**REQUEST**.
Rewrite the lines starting at the one containing "330, 661, 360]" and ending at the one containing "364, 260, 394]", substituting "pointer-name-q" for "pointer-label-q" and leaving everything else unchanged.

(Visual layout annotation data)
----

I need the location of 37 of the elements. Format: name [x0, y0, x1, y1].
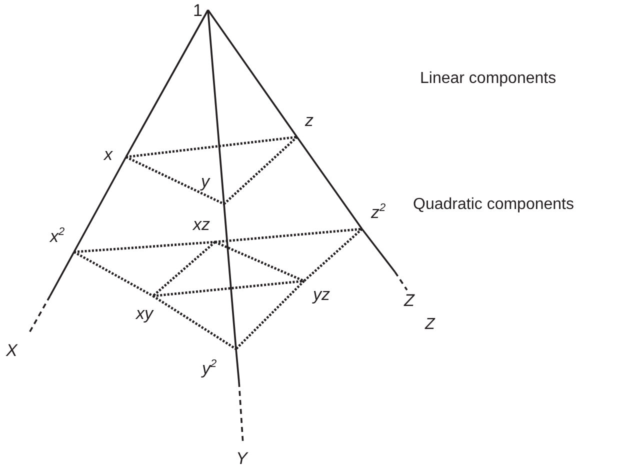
- vertex-label: z$^{2}$: [362, 204, 393, 229]
- axis-line: [125, 10, 209, 158]
- vertex-label: y: [201, 173, 224, 204]
- dotted-line: [125, 156, 225, 206]
- axis-line: [296, 136, 363, 230]
- axis-label: Y: [236, 450, 248, 468]
- dotted-line: [214, 240, 304, 282]
- dotted-line: [303, 228, 363, 282]
- vertex-label: yz: [304, 281, 335, 308]
- dotted-line: [74, 240, 216, 254]
- axis-label: X: [6, 342, 18, 360]
- dotted-line: [223, 136, 298, 205]
- annotation-text: Quadratic components: [413, 196, 574, 214]
- axis-line: [223, 204, 237, 350]
- vertex-label: y$^{2}$: [202, 349, 236, 384]
- dotted-line: [152, 241, 216, 297]
- axis-line: [73, 156, 127, 252]
- axis-line: [361, 228, 396, 273]
- annotation-text: Linear components: [420, 70, 556, 88]
- vertex-label: xy: [136, 296, 158, 327]
- dotted-line: [152, 280, 304, 298]
- axis-label: Z: [404, 292, 414, 310]
- axis-label: Z: [425, 316, 435, 334]
- dotted-line: [235, 280, 305, 350]
- dotted-line: [126, 136, 298, 158]
- dotted-line: [73, 250, 154, 298]
- vertex-label: z: [297, 112, 317, 137]
- axis-line: [235, 348, 240, 382]
- dotted-line: [152, 294, 237, 350]
- vertex-label: x$^{2}$: [50, 228, 74, 252]
- axis-line: [207, 10, 225, 204]
- dotted-line: [214, 228, 362, 244]
- vertex-label: xz: [193, 216, 215, 242]
- vertex-label: x: [104, 146, 126, 164]
- axis-line: [207, 9, 298, 138]
- axis-line: [49, 252, 75, 296]
- vertex-label: 1: [193, 2, 208, 20]
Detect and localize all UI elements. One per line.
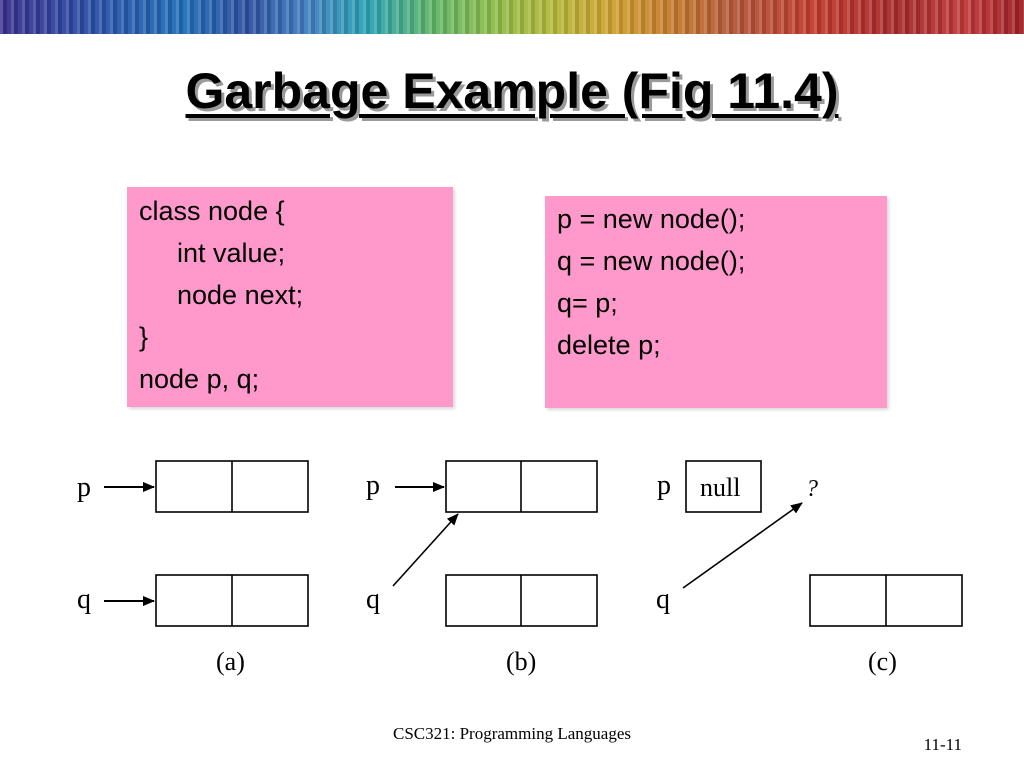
code-line: delete p;	[557, 330, 661, 360]
panel-c: p null ? q (c)	[656, 460, 963, 676]
unknown-marker: ?	[806, 476, 818, 502]
pointer-label-q: q	[77, 584, 91, 615]
panel-b: p q (b)	[366, 460, 598, 676]
panel-caption: (c)	[868, 647, 897, 676]
slide-number: 11-11	[923, 735, 962, 754]
statement-code-box: p = new node(); q = new node(); q= p; de…	[545, 196, 887, 408]
code-line: q= p;	[557, 288, 618, 318]
slide-footer: CSC321: Programming Languages	[393, 724, 631, 743]
pointer-label-q: q	[366, 584, 380, 615]
null-value: null	[700, 473, 740, 502]
pointer-arrow	[392, 513, 459, 587]
dangling-pointer-arrow	[682, 502, 803, 589]
code-line: int value;	[177, 238, 286, 268]
panel-caption: (b)	[506, 647, 536, 676]
class-definition-code-box: class node { int value; node next; } nod…	[127, 187, 453, 407]
pointer-label-p: p	[366, 470, 380, 501]
code-line: }	[139, 322, 149, 352]
code-line: node p, q;	[139, 364, 260, 394]
panel-caption: (a)	[216, 647, 245, 676]
code-line: p = new node();	[557, 204, 746, 234]
code-line: q = new node();	[557, 246, 746, 276]
code-line: node next;	[177, 280, 304, 310]
code-line: class node {	[139, 196, 285, 226]
pointer-label-p: p	[77, 472, 91, 503]
garbage-diagram: p q (a) p q (b) p null ? q (c)	[77, 460, 963, 676]
panel-a: p q (a)	[77, 460, 309, 676]
decorative-header-band	[0, 0, 1024, 34]
pointer-label-q: q	[656, 584, 670, 615]
slide-title: Garbage Example (Fig 11.4)	[185, 63, 839, 119]
null-box	[685, 460, 762, 513]
pointer-label-p: p	[657, 470, 671, 501]
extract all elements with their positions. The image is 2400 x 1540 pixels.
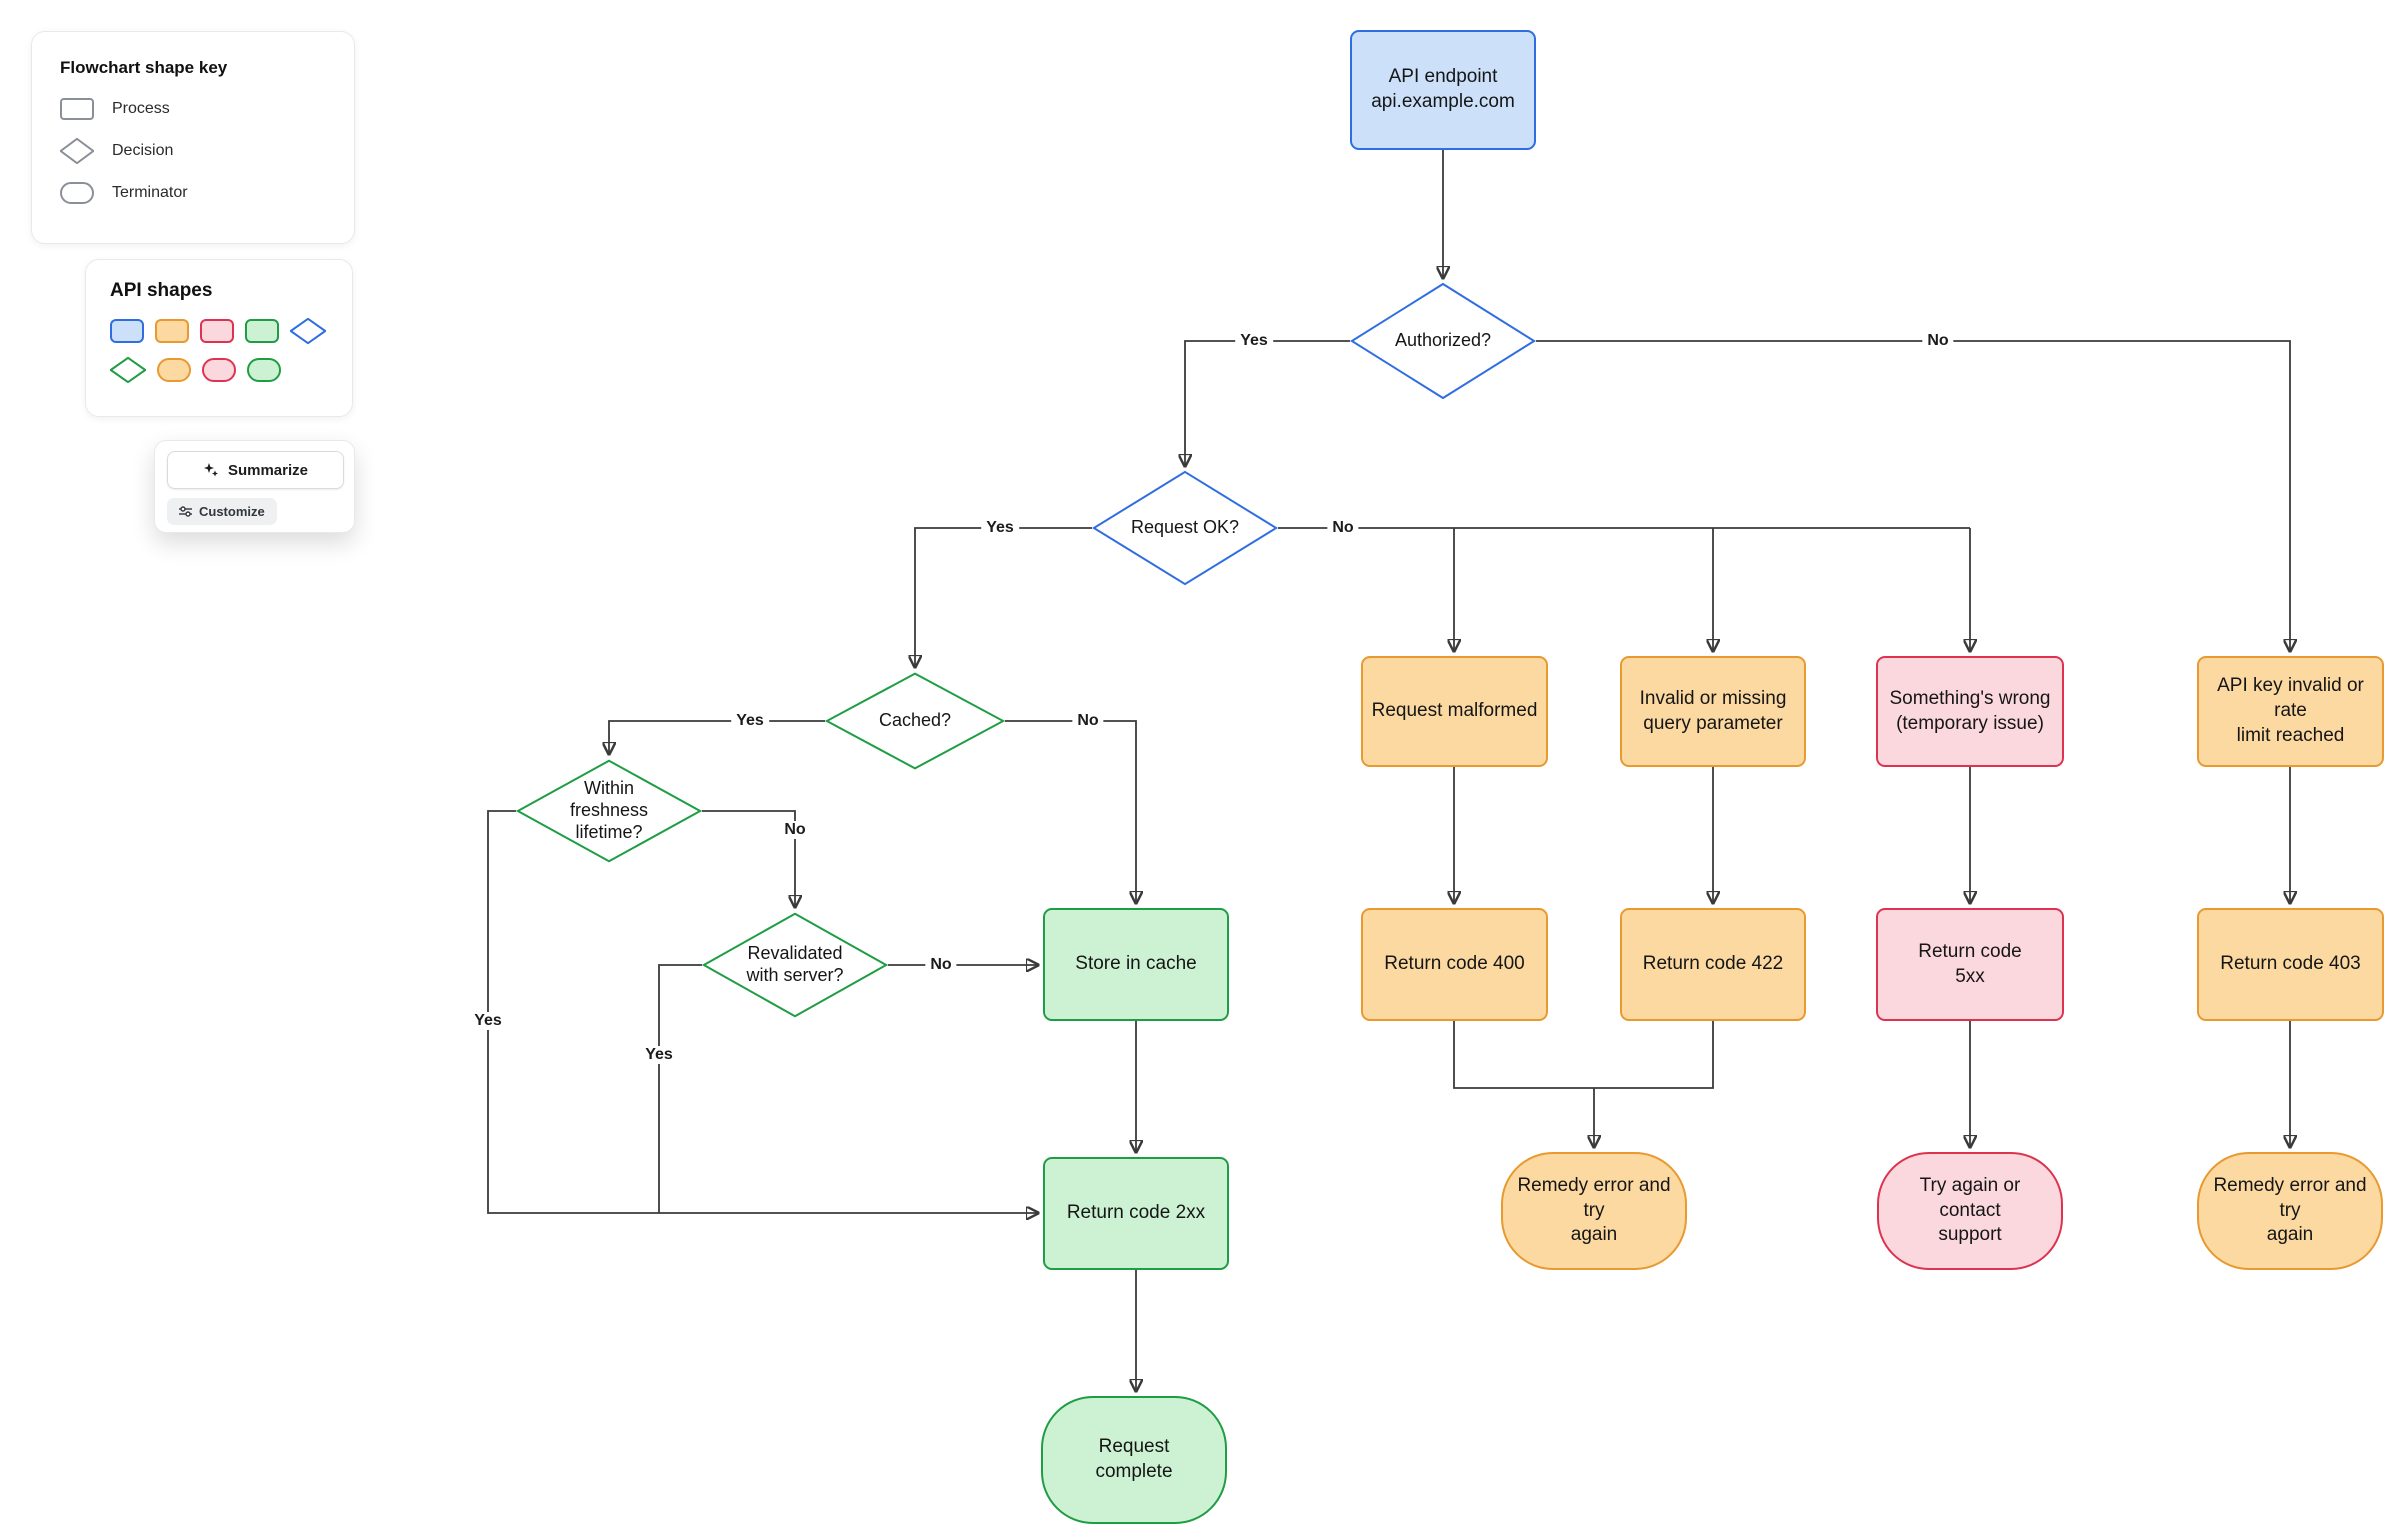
node-label: Invalid or missing query parameter — [1639, 687, 1787, 734]
red-process-swatch[interactable] — [200, 319, 234, 343]
api-shapes-panel: API shapes — [85, 259, 353, 417]
edge-label-freshness-no: No — [779, 821, 811, 839]
red-terminator-swatch[interactable] — [202, 358, 236, 382]
node-label: Return code 422 — [1642, 953, 1784, 975]
shape-key-title: Flowchart shape key — [60, 58, 228, 77]
node-cached[interactable]: Cached? — [825, 672, 1005, 770]
api-shapes-title: API shapes — [110, 280, 213, 301]
orange-process-swatch[interactable] — [155, 319, 189, 343]
node-request-ok[interactable]: Request OK? — [1092, 470, 1278, 586]
green-decision-swatch[interactable] — [110, 357, 146, 383]
node-remedy-error-left[interactable]: Remedy error and try again — [1501, 1152, 1687, 1270]
customize-button[interactable]: Customize — [167, 498, 277, 525]
node-label: API endpoint api.example.com — [1371, 66, 1515, 112]
summarize-label: Summarize — [227, 461, 309, 479]
node-label: Return code 2xx — [1066, 1202, 1206, 1224]
node-authorized[interactable]: Authorized? — [1350, 282, 1536, 400]
node-api-key-invalid[interactable]: API key invalid or rate limit reached — [2197, 656, 2384, 767]
node-try-again-support[interactable]: Try again or contact support — [1877, 1152, 2063, 1270]
diamond-shape — [516, 759, 702, 863]
node-label: Revalidated with server? — [746, 943, 844, 985]
edge-label-cached-no: No — [1072, 712, 1104, 730]
node-return-5xx[interactable]: Return code 5xx — [1876, 908, 2064, 1021]
diamond-shape — [825, 672, 1005, 770]
edge-label-request-ok-yes: Yes — [981, 519, 1019, 537]
orange-terminator-swatch[interactable] — [157, 358, 191, 382]
shape-key-item-process: Process — [60, 98, 326, 120]
node-label: Return code 5xx — [1918, 940, 2022, 987]
node-request-malformed[interactable]: Request malformed — [1361, 656, 1548, 767]
sliders-icon — [179, 506, 192, 517]
node-label: Request complete — [1095, 1436, 1173, 1482]
edge-label-authorized-no: No — [1922, 332, 1954, 350]
node-return-403[interactable]: Return code 403 — [2197, 908, 2384, 1021]
green-terminator-swatch[interactable] — [247, 358, 281, 382]
blue-process-swatch[interactable] — [110, 319, 144, 343]
api-shapes-row-2 — [110, 357, 328, 383]
summarize-button[interactable]: Summarize — [167, 451, 344, 489]
node-request-complete[interactable]: Request complete — [1041, 1396, 1227, 1524]
node-invalid-query[interactable]: Invalid or missing query parameter — [1620, 656, 1806, 767]
decision-shape-icon — [60, 138, 94, 164]
node-within-freshness[interactable]: Within freshness lifetime? — [516, 759, 702, 863]
node-return-422[interactable]: Return code 422 — [1620, 908, 1806, 1021]
node-store-in-cache[interactable]: Store in cache — [1043, 908, 1229, 1021]
node-label: Return code 403 — [2220, 953, 2361, 975]
shape-key-item-decision: Decision — [60, 138, 326, 164]
node-return-2xx[interactable]: Return code 2xx — [1043, 1157, 1229, 1270]
node-label: Remedy error and try again — [1517, 1174, 1671, 1246]
shape-key-label: Process — [112, 100, 170, 117]
node-somethings-wrong[interactable]: Something's wrong (temporary issue) — [1876, 656, 2064, 767]
node-label: Request malformed — [1371, 700, 1538, 722]
node-remedy-error-right[interactable]: Remedy error and try again — [2197, 1152, 2383, 1270]
edge-label-authorized-yes: Yes — [1235, 332, 1273, 350]
process-shape-icon — [60, 98, 94, 120]
shape-key-item-terminator: Terminator — [60, 182, 326, 204]
edge-label-freshness-yes: Yes — [469, 1012, 507, 1030]
api-shapes-row-1 — [110, 318, 328, 344]
diamond-shape — [1350, 282, 1536, 400]
diamond-shape — [1092, 470, 1278, 586]
shape-key-panel: Flowchart shape key Process Decision Ter… — [31, 31, 355, 244]
edge-label-revalidated-yes: Yes — [640, 1046, 678, 1064]
green-process-swatch[interactable] — [245, 319, 279, 343]
node-label: Authorized? — [1394, 330, 1492, 351]
node-revalidated[interactable]: Revalidated with server? — [702, 912, 888, 1018]
node-label: Cached? — [878, 710, 952, 731]
customize-label: Customize — [199, 504, 265, 519]
blue-decision-swatch[interactable] — [290, 318, 326, 344]
edge-label-request-ok-no: No — [1327, 519, 1359, 537]
node-label: Within freshness lifetime? — [569, 778, 649, 842]
diamond-shape — [702, 912, 888, 1018]
node-label: Try again or contact support — [1919, 1174, 2021, 1246]
node-api-endpoint[interactable]: API endpoint api.example.com — [1350, 30, 1536, 150]
node-label: Remedy error and try again — [2213, 1174, 2367, 1246]
node-label: Something's wrong (temporary issue) — [1889, 687, 2051, 734]
shape-key-label: Terminator — [112, 184, 188, 201]
node-label: Store in cache — [1075, 953, 1197, 975]
sparkle-icon — [203, 463, 218, 477]
node-label: API key invalid or rate limit reached — [2217, 675, 2364, 746]
edge-label-cached-yes: Yes — [731, 712, 769, 730]
actions-panel: Summarize Customize — [154, 440, 355, 533]
node-label: Request OK? — [1130, 517, 1240, 538]
node-return-400[interactable]: Return code 400 — [1361, 908, 1548, 1021]
shape-key-label: Decision — [112, 142, 174, 159]
terminator-shape-icon — [60, 182, 94, 204]
node-label: Return code 400 — [1384, 953, 1525, 975]
edge-label-revalidated-no: No — [925, 956, 957, 974]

----

**SOLVED PROBLEM**.
code-line: delete p;	[557, 330, 661, 360]
panel-c: p null ? q (c)	[656, 460, 963, 676]
unknown-marker: ?	[806, 476, 818, 502]
pointer-name-q: q	[77, 584, 91, 615]
panel-b: p q (b)	[366, 460, 598, 676]
panel-caption: (c)	[868, 647, 897, 676]
slide-number: 11-11	[923, 735, 962, 754]
statement-code-box: p = new node(); q = new node(); q= p; de…	[545, 196, 887, 408]
code-line: q= p;	[557, 288, 618, 318]
slide-footer: CSC321: Programming Languages	[393, 724, 631, 743]
pointer-name-q: q	[366, 584, 380, 615]
null-value: null	[700, 473, 740, 502]
pointer-arrow	[392, 513, 459, 587]
dangling-pointer-arrow	[682, 502, 803, 589]
code-line: int value;	[177, 238, 286, 268]
panel-caption: (b)	[506, 647, 536, 676]
class-definition-code-box: class node { int value; node next; } nod…	[127, 187, 453, 407]
pointer-label-p: p	[366, 470, 380, 501]
code-line: }	[139, 322, 149, 352]
code-line: node p, q;	[139, 364, 260, 394]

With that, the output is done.